(Figure content listings)
################

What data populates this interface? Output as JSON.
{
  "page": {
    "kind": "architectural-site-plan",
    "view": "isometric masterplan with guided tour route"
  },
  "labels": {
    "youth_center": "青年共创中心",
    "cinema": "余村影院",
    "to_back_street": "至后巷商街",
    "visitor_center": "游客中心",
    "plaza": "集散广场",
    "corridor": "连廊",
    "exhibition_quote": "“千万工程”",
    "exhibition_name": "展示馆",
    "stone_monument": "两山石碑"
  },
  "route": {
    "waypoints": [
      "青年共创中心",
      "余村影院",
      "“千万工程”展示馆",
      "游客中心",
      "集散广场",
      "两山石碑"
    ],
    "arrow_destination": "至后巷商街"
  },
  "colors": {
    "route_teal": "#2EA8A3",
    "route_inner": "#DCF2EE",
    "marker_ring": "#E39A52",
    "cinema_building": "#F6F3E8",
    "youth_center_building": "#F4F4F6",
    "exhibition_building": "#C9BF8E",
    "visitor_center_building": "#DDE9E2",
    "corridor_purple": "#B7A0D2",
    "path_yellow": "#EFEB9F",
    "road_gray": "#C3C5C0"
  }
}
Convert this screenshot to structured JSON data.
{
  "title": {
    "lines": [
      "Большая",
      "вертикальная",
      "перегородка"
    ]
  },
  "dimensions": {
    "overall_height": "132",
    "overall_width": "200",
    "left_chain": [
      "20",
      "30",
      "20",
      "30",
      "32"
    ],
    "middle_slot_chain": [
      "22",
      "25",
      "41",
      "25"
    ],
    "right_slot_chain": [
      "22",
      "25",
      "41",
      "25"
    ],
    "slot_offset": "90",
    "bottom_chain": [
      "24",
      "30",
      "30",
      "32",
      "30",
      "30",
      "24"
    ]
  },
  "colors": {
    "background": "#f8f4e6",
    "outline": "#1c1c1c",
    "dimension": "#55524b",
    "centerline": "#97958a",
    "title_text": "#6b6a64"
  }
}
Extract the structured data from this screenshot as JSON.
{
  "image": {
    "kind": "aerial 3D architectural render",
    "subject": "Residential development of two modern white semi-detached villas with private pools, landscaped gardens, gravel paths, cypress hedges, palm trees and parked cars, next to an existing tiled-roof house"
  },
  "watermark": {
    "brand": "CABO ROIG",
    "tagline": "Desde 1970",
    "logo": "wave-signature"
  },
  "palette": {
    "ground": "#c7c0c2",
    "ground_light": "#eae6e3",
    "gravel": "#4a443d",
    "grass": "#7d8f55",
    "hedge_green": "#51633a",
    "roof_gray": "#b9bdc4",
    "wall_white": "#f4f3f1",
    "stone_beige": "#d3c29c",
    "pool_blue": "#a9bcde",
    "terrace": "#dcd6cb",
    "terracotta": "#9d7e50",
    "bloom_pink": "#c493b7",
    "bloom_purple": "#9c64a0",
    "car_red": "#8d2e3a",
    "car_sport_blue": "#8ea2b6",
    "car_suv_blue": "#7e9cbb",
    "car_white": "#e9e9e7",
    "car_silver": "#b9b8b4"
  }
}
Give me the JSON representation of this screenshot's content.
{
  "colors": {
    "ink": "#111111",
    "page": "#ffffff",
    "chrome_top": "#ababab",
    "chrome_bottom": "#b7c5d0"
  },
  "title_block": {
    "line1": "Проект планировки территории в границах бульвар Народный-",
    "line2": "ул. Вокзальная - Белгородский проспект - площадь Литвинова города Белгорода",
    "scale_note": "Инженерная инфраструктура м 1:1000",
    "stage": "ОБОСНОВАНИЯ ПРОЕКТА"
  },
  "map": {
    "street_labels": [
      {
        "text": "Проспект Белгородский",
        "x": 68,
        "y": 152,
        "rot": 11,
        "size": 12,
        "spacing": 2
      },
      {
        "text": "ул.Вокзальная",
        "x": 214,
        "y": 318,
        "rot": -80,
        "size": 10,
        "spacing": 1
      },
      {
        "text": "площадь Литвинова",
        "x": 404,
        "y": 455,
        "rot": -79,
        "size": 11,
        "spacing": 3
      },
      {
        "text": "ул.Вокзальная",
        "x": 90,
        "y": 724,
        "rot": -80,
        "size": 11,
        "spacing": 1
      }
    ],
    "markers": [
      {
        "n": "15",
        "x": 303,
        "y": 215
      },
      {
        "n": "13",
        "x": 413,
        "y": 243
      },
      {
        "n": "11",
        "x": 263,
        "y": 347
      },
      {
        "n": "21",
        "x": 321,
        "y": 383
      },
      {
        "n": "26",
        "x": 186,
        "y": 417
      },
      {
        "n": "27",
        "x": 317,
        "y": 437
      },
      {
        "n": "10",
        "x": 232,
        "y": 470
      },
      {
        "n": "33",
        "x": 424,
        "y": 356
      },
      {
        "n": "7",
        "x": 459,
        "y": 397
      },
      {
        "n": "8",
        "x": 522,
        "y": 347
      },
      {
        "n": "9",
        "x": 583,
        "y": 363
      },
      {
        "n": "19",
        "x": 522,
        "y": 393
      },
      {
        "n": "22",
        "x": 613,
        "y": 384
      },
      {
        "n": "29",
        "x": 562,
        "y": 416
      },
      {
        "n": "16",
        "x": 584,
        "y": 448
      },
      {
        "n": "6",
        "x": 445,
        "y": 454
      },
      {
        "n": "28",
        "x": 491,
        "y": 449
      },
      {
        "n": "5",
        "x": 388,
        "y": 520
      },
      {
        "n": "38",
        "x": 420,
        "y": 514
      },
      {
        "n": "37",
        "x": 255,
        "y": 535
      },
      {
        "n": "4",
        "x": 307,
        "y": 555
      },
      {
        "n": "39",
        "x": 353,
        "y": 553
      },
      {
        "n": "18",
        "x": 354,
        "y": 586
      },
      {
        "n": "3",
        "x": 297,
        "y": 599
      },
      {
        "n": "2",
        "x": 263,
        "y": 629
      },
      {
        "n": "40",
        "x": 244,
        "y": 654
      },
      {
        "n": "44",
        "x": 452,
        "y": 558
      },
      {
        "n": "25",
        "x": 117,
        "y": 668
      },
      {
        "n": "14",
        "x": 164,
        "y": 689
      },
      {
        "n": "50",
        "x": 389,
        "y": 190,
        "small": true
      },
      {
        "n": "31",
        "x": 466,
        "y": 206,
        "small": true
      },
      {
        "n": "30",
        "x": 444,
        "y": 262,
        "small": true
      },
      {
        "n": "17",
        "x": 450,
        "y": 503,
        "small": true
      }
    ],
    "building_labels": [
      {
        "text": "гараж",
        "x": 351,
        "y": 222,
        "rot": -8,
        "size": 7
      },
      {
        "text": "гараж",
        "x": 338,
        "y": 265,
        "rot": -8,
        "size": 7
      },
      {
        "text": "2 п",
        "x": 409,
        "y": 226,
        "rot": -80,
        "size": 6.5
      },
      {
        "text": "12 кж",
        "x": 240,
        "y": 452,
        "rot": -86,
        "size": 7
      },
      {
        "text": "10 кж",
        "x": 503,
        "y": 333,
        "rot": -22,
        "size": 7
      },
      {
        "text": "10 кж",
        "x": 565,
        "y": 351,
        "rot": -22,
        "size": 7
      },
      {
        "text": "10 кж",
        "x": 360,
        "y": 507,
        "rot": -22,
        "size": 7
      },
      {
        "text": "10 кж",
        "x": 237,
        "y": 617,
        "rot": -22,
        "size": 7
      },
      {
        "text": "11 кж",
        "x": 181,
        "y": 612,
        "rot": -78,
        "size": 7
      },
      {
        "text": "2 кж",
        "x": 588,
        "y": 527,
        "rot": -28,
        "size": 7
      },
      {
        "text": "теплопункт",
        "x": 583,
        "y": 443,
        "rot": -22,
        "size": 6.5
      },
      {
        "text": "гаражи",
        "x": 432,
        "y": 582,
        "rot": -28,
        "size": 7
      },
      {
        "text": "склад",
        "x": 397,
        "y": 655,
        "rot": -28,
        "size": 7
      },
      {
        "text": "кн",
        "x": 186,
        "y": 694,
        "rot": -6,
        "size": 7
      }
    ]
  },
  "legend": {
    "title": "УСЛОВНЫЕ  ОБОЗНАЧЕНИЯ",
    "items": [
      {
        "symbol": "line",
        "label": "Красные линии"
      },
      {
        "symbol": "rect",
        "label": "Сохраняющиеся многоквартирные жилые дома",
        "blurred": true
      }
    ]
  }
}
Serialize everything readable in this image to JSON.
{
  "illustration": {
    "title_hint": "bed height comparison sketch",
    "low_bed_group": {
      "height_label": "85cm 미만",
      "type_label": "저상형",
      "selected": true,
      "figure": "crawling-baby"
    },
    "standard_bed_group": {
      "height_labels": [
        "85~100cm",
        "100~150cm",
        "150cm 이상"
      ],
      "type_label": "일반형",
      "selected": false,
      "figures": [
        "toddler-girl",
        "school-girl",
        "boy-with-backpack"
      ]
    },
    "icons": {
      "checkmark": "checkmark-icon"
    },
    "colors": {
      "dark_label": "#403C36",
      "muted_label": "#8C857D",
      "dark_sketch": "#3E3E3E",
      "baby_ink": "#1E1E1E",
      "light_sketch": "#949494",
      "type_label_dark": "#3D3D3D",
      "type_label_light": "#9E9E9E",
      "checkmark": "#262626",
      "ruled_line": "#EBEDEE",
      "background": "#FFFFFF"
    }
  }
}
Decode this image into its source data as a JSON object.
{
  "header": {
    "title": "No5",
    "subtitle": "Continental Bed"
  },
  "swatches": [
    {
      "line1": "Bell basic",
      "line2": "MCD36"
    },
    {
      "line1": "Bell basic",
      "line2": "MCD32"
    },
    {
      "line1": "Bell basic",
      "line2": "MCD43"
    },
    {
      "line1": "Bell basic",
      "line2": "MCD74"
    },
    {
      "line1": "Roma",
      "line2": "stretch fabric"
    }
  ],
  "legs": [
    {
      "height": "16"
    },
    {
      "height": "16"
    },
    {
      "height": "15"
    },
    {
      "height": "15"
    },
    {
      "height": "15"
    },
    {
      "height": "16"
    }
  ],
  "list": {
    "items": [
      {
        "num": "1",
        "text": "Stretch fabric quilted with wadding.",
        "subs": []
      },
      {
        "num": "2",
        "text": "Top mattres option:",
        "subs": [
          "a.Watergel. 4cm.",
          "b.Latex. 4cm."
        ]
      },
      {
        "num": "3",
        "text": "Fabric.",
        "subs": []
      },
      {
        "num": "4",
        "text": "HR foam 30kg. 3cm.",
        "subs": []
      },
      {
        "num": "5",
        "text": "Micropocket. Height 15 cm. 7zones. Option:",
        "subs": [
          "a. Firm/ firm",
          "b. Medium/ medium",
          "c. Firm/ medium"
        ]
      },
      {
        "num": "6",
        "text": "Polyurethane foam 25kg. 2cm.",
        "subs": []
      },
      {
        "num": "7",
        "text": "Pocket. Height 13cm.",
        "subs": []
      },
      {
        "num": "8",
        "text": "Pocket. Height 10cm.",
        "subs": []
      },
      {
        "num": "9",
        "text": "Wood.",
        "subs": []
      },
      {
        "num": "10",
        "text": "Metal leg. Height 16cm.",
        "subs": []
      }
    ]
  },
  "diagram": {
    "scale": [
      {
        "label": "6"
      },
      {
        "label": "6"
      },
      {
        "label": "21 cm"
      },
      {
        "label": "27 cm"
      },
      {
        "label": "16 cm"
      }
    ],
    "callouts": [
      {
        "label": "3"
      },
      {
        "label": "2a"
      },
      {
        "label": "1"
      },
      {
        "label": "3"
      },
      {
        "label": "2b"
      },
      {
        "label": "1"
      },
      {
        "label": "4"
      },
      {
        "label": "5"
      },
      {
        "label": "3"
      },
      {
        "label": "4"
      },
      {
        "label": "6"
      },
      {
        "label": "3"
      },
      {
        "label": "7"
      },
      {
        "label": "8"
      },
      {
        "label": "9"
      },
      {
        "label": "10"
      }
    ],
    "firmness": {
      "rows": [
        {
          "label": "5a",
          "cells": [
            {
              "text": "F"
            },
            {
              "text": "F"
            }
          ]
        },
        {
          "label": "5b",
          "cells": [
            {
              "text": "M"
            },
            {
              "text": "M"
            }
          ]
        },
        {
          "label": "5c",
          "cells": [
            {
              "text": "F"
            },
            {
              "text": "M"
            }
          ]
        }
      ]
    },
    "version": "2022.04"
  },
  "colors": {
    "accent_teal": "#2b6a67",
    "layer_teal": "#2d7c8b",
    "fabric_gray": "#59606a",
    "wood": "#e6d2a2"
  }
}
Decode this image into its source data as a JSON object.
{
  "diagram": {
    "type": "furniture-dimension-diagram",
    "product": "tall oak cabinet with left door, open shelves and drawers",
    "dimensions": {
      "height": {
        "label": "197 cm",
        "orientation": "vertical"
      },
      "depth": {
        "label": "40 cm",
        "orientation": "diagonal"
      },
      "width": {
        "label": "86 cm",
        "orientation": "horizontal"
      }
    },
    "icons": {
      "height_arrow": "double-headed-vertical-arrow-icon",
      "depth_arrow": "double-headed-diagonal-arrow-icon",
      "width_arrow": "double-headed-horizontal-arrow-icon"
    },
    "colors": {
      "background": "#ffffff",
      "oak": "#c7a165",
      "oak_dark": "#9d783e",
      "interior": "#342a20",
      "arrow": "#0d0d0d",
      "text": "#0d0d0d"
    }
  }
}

################

Give only the number of lines in the records that include the word "foam".

■ Complete output ■
2